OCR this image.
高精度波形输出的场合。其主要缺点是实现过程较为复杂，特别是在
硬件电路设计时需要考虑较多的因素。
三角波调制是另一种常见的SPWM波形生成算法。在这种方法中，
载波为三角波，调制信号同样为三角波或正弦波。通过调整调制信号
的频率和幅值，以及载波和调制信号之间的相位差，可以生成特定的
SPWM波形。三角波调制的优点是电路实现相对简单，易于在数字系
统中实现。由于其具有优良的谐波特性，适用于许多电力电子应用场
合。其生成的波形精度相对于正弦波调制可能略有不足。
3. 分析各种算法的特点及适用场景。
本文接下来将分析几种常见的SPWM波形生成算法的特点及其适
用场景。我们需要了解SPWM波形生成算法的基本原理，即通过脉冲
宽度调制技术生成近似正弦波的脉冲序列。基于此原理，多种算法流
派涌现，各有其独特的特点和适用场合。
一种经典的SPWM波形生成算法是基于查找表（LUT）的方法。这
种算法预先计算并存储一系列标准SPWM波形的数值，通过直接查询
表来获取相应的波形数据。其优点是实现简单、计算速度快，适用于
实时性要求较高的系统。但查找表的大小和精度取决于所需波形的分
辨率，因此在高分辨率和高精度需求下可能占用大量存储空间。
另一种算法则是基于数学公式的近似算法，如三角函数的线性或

□ □ □ □

## Job
Produce an exact copy of the whole listing.

## Written response
OCR this image.
高精度波形输出的场合。其主要缺点是实现过程较为复杂，特别是在
硬件电路设计时需要考虑较多的因素。
三角波调制是另一种常见的SPWM波形生成算法。在这种方法中，
载波为三角波，调制信号同样为三角波或正弦波。通过调整调制信号
的频率和幅值，以及载波和调制信号之间的相位差，可以生成特定的
SPWM波形。三角波调制的优点是电路实现相对简单，易于在数字系
统中实现。由于其具有优良的谐波特性，适用于许多电力电子应用场
合。其生成的波形精度相对于正弦波调制可能略有不足。
3. 分析各种算法的特点及适用场景。
本文接下来将分析几种常见的SPWM波形生成算法的特点及其适
用场景。我们需要了解SPWM波形生成算法的基本原理，即通过脉冲
宽度调制技术生成近似正弦波的脉冲序列。基于此原理，多种算法流
派涌现，各有其独特的特点和适用场合。
一种经典的SPWM波形生成算法是基于查找表（LUT）的方法。这
种算法预先计算并存储一系列标准SPWM波形的数值，通过直接查询
表来获取相应的波形数据。其优点是实现简单、计算速度快，适用于
实时性要求较高的系统。但查找表的大小和精度取决于所需波形的分
辨率，因此在高分辨率和高精度需求下可能占用大量存储空间。
另一种算法则是基于数学公式的近似算法，如三角函数的线性或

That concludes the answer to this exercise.